--- begin ---

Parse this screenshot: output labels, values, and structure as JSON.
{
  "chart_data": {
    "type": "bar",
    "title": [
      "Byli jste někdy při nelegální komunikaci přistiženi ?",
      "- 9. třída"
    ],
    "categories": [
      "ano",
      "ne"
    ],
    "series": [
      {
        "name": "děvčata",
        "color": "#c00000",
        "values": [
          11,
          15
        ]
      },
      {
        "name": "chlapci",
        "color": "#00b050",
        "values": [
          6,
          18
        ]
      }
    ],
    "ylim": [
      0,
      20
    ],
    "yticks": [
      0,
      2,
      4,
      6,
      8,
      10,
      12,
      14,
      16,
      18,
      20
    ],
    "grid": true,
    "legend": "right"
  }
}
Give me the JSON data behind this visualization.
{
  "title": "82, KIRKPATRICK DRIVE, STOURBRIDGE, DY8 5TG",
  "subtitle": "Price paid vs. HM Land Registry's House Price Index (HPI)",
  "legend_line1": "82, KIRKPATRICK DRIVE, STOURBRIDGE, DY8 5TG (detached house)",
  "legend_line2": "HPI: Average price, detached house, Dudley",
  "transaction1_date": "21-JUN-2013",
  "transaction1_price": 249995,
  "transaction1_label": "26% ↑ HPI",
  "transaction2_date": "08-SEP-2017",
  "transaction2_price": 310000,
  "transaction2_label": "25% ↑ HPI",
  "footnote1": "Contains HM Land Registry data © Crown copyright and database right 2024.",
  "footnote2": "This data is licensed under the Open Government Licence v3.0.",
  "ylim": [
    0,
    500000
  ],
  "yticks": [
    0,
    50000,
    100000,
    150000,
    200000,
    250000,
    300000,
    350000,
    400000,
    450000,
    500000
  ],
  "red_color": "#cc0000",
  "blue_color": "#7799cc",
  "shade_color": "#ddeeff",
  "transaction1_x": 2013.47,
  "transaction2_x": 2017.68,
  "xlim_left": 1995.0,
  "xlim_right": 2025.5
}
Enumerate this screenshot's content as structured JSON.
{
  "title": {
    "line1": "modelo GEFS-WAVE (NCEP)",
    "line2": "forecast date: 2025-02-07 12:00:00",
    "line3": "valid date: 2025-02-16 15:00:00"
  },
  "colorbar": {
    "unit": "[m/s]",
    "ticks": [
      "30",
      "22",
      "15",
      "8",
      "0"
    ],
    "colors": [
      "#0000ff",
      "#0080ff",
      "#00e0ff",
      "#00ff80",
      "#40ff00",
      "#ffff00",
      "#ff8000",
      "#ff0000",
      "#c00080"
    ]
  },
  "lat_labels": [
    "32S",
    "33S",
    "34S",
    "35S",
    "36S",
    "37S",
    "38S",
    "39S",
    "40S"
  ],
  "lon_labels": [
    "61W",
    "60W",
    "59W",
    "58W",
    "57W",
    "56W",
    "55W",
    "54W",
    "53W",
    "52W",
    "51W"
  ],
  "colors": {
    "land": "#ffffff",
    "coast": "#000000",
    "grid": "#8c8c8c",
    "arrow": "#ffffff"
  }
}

--- end ---

◆ EXERCISE
Pull out all lines from the entries above that include the word "KIRKPATRICK".

◆ WRITTEN SOLUTION
  "title": "82, KIRKPATRICK DRIVE, STOURBRIDGE, DY8 5TG",
  "legend_line1": "82, KIRKPATRICK DRIVE, STOURBRIDGE, DY8 5TG (detached house)",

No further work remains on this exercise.